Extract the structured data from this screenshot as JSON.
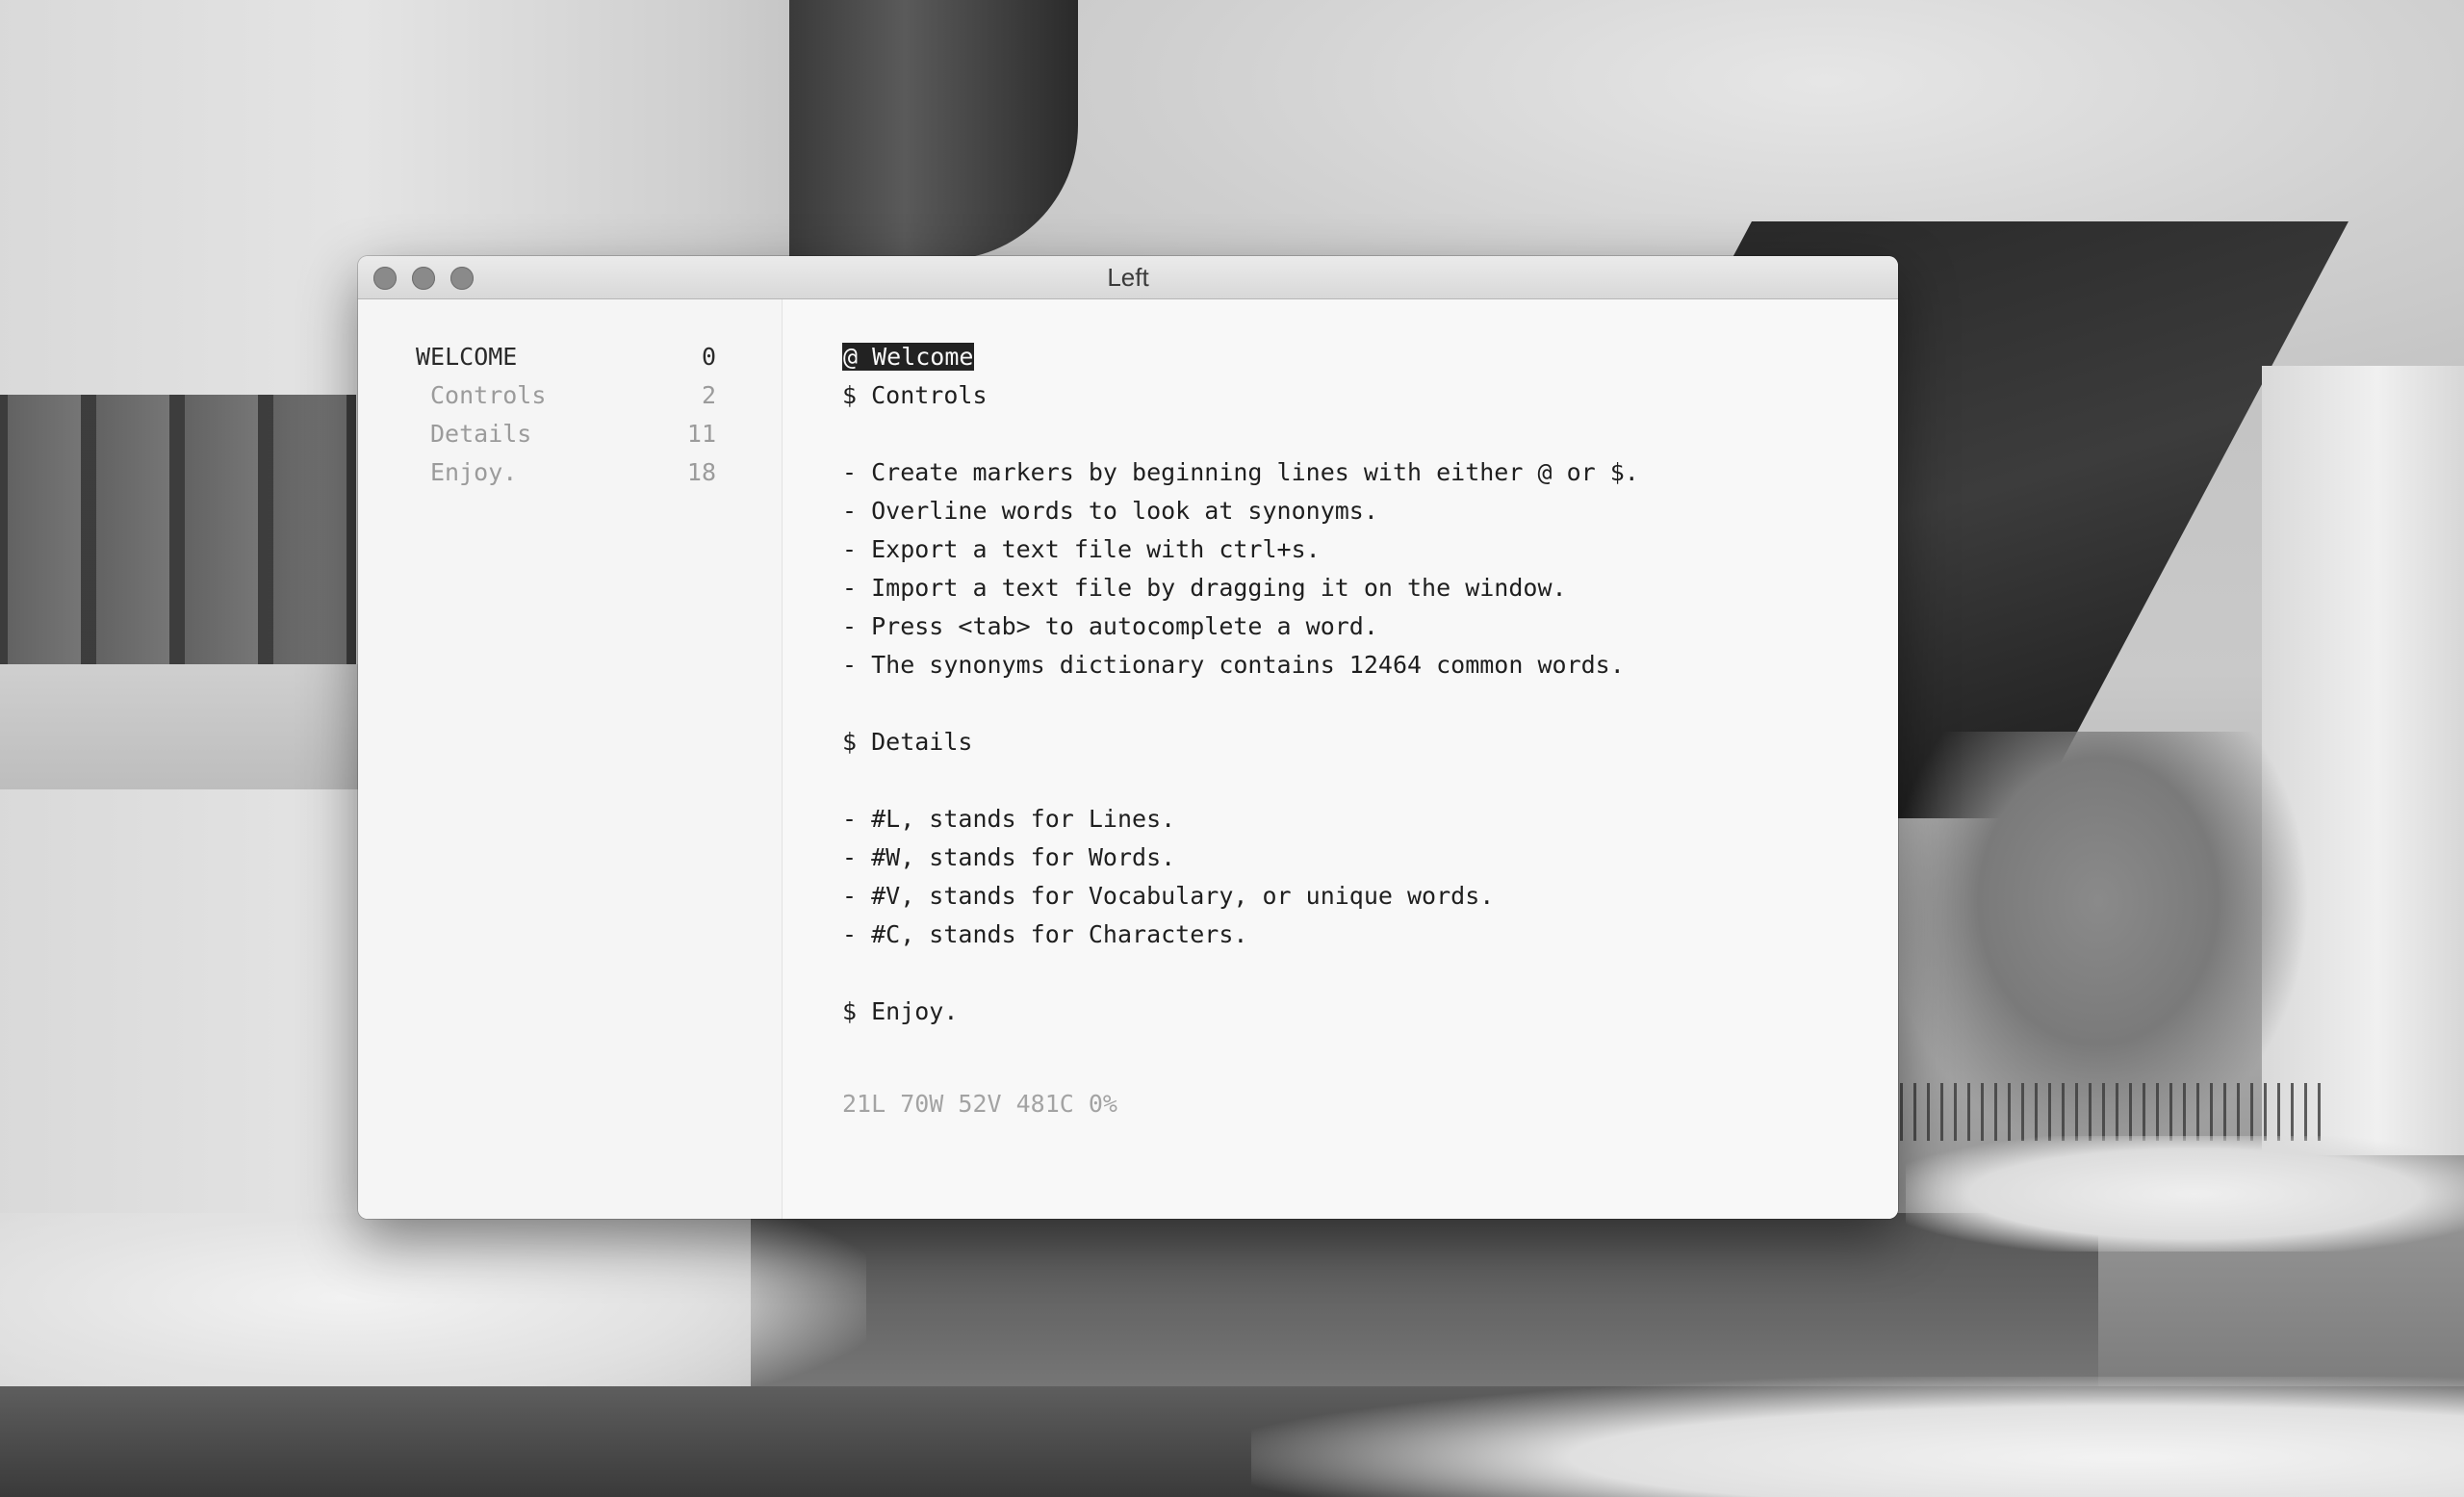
{
  "window": {
    "title": "Left"
  },
  "sidebar": {
    "items": [
      {
        "label": "WELCOME",
        "count": "0",
        "active": true
      },
      {
        "label": "Controls",
        "count": "2",
        "active": false
      },
      {
        "label": "Details",
        "count": "11",
        "active": false
      },
      {
        "label": "Enjoy.",
        "count": "18",
        "active": false
      }
    ]
  },
  "editor": {
    "selected_marker": "@ Welcome",
    "lines": [
      "$ Controls",
      "- Create markers by beginning lines with either @ or $.",
      "- Overline words to look at synonyms.",
      "- Export a text file with ctrl+s.",
      "- Import a text file by dragging it on the window.",
      "- Press <tab> to autocomplete a word.",
      "- The synonyms dictionary contains 12464 common words.",
      "$ Details",
      "- #L, stands for Lines.",
      "- #W, stands for Words.",
      "- #V, stands for Vocabulary, or unique words.",
      "- #C, stands for Characters.",
      "$ Enjoy."
    ]
  },
  "status": {
    "text": "21L 70W 52V 481C 0%"
  },
  "colors": {
    "window_bg": "#f8f8f8",
    "text": "#1f1f1f",
    "muted": "#9b9b9b",
    "selection_bg": "#222222"
  }
}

——

• _Do this_:
Each record above must be returned exactly as written, with its pictures omitted.

• _Result for this exercise_:
Extract the structured data from this screenshot as JSON.
{
  "window": {
    "title": "Left"
  },
  "sidebar": {
    "items": [
      {
        "label": "WELCOME",
        "count": "0",
        "active": true
      },
      {
        "label": "Controls",
        "count": "2",
        "active": false
      },
      {
        "label": "Details",
        "count": "11",
        "active": false
      },
      {
        "label": "Enjoy.",
        "count": "18",
        "active": false
      }
    ]
  },
  "editor": {
    "selected_marker": "@ Welcome",
    "lines": [
      "$ Controls",
      "- Create markers by beginning lines with either @ or $.",
      "- Overline words to look at synonyms.",
      "- Export a text file with ctrl+s.",
      "- Import a text file by dragging it on the window.",
      "- Press <tab> to autocomplete a word.",
      "- The synonyms dictionary contains 12464 common words.",
      "$ Details",
      "- #L, stands for Lines.",
      "- #W, stands for Words.",
      "- #V, stands for Vocabulary, or unique words.",
      "- #C, stands for Characters.",
      "$ Enjoy."
    ]
  },
  "status": {
    "text": "21L 70W 52V 481C 0%"
  },
  "colors": {
    "window_bg": "#f8f8f8",
    "text": "#1f1f1f",
    "muted": "#9b9b9b",
    "selection_bg": "#222222"
  }
}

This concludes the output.